━━━━━ Data provided
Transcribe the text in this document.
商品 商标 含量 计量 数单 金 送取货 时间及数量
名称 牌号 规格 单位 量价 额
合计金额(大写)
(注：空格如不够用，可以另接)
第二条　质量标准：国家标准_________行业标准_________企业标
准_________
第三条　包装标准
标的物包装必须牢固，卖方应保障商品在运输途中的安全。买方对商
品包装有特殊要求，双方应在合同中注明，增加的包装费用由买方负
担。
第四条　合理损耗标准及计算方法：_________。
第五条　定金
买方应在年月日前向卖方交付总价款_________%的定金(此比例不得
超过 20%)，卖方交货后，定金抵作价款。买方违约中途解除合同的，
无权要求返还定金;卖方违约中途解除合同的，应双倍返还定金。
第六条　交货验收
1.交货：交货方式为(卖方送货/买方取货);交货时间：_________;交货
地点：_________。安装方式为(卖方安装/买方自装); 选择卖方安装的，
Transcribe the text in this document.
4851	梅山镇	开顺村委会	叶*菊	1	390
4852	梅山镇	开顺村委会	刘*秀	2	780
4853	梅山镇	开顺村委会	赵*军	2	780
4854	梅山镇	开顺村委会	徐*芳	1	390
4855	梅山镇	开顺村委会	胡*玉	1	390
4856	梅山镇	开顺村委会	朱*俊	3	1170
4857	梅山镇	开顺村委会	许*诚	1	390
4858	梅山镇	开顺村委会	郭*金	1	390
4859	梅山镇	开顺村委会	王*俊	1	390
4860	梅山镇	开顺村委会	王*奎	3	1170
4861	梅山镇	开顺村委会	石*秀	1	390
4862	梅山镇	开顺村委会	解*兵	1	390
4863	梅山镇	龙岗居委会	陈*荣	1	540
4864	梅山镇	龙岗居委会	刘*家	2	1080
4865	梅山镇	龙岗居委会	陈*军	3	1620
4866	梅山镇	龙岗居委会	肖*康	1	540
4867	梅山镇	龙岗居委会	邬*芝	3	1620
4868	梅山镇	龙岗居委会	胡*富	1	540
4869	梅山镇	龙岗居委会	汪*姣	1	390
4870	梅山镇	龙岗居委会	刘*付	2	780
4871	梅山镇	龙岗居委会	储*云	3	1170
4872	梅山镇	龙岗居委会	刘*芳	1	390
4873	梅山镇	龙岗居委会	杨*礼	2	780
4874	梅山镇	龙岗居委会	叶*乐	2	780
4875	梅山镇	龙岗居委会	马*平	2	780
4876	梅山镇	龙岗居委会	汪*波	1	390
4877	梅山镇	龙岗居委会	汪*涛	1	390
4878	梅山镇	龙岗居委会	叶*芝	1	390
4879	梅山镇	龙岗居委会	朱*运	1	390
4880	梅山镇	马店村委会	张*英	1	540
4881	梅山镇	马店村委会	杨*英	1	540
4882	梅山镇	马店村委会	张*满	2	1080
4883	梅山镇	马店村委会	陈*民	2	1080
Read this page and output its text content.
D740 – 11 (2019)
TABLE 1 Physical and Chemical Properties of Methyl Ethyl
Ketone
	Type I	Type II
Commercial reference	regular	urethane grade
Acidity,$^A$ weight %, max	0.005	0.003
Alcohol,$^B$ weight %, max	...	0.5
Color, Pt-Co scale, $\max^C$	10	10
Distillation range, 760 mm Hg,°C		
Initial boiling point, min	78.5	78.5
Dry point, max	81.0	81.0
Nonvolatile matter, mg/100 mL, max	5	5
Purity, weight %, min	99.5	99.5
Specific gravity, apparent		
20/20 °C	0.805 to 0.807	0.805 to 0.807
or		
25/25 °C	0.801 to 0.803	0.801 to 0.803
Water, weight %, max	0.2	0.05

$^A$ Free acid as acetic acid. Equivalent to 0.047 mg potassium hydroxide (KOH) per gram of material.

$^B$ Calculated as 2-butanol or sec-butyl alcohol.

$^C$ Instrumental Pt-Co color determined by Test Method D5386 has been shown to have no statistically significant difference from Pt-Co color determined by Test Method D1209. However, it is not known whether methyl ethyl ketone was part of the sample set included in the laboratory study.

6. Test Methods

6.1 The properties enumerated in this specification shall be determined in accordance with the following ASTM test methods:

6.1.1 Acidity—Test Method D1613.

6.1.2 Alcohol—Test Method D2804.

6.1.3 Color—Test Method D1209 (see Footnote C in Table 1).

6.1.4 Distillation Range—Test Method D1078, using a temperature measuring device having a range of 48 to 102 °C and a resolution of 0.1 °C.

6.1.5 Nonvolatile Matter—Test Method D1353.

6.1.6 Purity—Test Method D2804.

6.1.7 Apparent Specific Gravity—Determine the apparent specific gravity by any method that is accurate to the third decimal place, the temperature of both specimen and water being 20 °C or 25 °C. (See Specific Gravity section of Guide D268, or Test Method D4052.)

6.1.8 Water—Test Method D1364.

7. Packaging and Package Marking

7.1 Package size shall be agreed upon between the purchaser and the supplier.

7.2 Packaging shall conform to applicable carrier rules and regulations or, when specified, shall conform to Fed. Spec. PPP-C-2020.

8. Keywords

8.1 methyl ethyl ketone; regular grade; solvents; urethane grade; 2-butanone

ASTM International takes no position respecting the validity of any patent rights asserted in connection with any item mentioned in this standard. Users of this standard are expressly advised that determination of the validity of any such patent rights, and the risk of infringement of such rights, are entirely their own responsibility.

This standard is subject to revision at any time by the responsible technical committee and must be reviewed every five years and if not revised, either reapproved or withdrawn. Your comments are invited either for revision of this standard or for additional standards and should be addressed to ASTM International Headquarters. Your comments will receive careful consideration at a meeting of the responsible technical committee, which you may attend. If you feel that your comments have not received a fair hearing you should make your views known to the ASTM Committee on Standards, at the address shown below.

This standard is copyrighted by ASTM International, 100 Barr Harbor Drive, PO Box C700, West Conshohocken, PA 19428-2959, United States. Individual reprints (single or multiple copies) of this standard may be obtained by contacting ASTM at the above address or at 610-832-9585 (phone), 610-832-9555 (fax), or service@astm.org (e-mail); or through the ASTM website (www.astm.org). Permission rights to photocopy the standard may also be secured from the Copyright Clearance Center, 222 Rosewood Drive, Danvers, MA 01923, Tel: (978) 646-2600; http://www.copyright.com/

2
━━━━━━━━━━
Prompt — From the listing above, copy all lines holding the word "gravity".

Written response —
Specific gravity, apparent		
6.1.7 Apparent Specific Gravity—Determine the apparent specific gravity by any method that is accurate to the third decimal place, the temperature of both specimen and water being 20 °C or 25 °C. (See Specific Gravity section of Guide D268, or Test Method D4052.)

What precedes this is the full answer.